◆ **Task statement**
Output a single figure: the number of lines in which the word "структуры" appears.

-- START OF The data --

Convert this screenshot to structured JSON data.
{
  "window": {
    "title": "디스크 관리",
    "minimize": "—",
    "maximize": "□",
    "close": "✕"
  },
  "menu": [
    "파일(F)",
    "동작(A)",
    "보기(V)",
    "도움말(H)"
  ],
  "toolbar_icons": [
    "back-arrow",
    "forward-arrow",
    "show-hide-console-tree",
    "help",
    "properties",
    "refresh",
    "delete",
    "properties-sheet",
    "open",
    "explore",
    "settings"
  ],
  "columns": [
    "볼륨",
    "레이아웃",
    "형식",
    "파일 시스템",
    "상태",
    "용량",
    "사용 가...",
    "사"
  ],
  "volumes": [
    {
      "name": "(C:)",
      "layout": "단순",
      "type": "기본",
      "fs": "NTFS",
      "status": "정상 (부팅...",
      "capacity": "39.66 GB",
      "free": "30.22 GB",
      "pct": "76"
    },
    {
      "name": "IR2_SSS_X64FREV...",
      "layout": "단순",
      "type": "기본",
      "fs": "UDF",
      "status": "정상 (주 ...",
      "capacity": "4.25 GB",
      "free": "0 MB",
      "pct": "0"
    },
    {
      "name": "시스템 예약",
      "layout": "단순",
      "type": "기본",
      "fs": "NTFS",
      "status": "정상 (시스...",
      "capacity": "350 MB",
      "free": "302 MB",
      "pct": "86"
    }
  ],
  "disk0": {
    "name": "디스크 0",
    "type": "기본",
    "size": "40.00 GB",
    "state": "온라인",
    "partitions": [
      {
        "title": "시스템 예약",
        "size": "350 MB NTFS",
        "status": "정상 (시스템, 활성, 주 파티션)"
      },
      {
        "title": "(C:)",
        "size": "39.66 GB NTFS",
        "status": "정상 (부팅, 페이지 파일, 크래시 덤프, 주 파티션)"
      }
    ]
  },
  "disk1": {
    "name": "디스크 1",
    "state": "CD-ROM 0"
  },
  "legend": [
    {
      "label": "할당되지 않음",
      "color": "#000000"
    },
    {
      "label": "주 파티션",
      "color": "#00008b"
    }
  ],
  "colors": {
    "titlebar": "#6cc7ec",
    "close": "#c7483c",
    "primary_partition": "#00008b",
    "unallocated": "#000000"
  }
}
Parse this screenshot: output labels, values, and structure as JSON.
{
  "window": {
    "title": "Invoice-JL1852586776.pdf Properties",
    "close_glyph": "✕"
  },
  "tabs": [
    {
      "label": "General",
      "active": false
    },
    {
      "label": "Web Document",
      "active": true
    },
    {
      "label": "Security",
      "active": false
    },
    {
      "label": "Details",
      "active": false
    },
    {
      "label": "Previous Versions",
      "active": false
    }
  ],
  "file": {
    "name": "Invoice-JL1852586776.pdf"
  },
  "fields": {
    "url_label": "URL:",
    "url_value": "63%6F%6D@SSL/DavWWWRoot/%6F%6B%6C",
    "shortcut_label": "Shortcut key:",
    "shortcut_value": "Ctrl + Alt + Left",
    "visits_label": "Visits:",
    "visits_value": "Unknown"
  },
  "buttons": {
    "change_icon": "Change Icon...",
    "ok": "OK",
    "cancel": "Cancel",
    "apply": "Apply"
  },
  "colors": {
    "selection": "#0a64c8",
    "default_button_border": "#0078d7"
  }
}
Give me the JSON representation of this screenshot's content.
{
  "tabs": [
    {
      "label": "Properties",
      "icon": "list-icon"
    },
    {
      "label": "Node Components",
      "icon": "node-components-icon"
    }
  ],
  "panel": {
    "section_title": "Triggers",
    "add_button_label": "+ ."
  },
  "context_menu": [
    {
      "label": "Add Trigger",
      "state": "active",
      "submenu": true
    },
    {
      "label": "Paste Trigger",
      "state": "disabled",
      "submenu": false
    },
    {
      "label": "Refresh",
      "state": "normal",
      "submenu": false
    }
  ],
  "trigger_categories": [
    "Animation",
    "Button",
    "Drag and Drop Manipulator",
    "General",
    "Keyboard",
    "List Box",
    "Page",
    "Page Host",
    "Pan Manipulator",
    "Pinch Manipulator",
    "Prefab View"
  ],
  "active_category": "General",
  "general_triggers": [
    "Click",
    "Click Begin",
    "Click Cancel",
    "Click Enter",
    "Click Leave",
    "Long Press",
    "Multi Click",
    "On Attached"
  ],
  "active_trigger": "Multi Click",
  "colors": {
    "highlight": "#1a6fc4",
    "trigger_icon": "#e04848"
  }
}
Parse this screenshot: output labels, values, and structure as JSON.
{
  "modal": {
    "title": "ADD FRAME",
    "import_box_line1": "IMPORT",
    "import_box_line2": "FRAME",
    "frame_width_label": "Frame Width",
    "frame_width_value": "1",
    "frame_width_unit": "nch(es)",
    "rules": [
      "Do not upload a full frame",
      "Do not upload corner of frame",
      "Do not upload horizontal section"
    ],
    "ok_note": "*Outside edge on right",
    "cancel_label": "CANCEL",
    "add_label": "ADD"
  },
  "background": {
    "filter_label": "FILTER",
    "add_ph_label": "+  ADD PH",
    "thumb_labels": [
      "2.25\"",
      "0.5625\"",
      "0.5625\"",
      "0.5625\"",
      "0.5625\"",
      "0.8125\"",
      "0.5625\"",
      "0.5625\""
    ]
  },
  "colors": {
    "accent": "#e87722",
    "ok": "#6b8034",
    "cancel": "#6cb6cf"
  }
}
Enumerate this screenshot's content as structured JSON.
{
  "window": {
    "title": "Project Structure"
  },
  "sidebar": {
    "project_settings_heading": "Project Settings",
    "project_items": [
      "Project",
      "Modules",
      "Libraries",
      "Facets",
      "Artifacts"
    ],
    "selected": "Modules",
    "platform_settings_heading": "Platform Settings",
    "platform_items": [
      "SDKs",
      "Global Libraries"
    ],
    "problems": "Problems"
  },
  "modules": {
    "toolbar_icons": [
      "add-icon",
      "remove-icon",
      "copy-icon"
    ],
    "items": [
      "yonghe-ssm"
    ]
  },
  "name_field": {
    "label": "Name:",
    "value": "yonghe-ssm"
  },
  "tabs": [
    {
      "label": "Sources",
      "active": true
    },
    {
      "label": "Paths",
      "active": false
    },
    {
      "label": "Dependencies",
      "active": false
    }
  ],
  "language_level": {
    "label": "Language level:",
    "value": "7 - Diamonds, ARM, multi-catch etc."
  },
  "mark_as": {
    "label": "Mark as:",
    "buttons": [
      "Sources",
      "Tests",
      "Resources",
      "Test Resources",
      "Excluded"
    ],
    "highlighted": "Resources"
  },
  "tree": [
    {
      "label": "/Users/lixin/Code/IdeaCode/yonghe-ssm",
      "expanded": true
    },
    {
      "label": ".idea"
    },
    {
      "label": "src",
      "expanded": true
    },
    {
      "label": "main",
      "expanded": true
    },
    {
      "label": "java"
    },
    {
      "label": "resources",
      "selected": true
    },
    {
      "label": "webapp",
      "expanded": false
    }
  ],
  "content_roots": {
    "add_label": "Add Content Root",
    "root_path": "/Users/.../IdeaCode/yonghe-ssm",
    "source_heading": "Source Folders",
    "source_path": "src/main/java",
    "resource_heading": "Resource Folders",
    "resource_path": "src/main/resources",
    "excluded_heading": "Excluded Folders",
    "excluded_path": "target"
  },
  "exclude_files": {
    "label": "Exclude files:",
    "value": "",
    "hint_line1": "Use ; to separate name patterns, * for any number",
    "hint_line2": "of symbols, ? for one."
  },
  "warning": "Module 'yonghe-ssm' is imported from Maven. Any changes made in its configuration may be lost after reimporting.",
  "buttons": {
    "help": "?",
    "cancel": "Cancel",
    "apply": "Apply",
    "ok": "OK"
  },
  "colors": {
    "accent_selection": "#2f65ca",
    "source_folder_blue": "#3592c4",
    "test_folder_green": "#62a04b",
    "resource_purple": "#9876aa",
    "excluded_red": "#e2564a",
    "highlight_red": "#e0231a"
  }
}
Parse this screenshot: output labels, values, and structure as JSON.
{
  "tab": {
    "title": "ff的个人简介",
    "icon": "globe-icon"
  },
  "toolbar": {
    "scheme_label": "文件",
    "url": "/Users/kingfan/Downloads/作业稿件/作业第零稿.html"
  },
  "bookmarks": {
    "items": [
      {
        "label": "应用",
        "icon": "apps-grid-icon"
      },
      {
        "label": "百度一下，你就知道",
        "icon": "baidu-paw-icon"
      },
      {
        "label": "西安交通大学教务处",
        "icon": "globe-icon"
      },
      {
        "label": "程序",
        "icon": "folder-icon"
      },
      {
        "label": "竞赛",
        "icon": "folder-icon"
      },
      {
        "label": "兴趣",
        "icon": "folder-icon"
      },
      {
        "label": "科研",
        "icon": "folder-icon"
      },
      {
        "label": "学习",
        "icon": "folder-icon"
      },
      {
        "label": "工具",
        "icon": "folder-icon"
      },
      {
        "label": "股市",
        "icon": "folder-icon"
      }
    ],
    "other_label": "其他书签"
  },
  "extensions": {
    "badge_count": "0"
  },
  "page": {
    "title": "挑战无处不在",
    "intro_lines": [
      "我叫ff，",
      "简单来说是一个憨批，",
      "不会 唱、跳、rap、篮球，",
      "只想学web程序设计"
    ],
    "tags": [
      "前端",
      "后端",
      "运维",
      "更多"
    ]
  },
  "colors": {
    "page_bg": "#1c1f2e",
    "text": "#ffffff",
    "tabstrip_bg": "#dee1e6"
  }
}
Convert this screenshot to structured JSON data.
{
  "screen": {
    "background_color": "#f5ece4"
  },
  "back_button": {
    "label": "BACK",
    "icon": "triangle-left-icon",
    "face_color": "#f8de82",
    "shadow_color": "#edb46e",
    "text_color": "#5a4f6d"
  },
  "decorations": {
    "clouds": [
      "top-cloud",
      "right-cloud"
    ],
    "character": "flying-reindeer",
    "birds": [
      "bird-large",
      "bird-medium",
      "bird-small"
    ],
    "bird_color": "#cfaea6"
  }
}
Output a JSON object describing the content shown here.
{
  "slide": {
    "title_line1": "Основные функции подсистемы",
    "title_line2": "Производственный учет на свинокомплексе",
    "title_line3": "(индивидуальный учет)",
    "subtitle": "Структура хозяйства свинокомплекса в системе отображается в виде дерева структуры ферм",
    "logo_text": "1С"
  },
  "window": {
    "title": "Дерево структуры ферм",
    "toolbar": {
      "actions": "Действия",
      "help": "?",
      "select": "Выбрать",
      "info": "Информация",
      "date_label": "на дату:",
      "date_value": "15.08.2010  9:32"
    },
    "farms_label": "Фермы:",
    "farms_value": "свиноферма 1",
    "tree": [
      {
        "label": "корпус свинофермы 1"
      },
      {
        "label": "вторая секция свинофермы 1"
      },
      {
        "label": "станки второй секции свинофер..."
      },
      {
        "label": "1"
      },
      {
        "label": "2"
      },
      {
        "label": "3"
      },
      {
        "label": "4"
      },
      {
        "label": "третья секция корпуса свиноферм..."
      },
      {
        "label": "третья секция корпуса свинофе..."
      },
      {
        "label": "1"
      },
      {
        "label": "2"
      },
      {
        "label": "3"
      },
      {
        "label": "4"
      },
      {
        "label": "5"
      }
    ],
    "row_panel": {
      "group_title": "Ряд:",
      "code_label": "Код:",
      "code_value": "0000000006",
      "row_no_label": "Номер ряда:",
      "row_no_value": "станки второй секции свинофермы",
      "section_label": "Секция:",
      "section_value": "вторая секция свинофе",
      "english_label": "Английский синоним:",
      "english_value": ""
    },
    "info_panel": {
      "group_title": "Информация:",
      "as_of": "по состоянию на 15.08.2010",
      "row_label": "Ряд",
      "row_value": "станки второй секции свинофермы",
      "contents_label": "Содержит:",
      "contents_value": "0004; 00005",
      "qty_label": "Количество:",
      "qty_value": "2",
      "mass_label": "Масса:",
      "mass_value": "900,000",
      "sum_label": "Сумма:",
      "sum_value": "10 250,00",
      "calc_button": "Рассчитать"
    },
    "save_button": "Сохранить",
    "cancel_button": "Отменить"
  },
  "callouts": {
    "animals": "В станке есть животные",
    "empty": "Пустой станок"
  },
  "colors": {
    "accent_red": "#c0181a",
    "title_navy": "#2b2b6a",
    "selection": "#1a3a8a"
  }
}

-- END OF The data --

◆ **The response**
2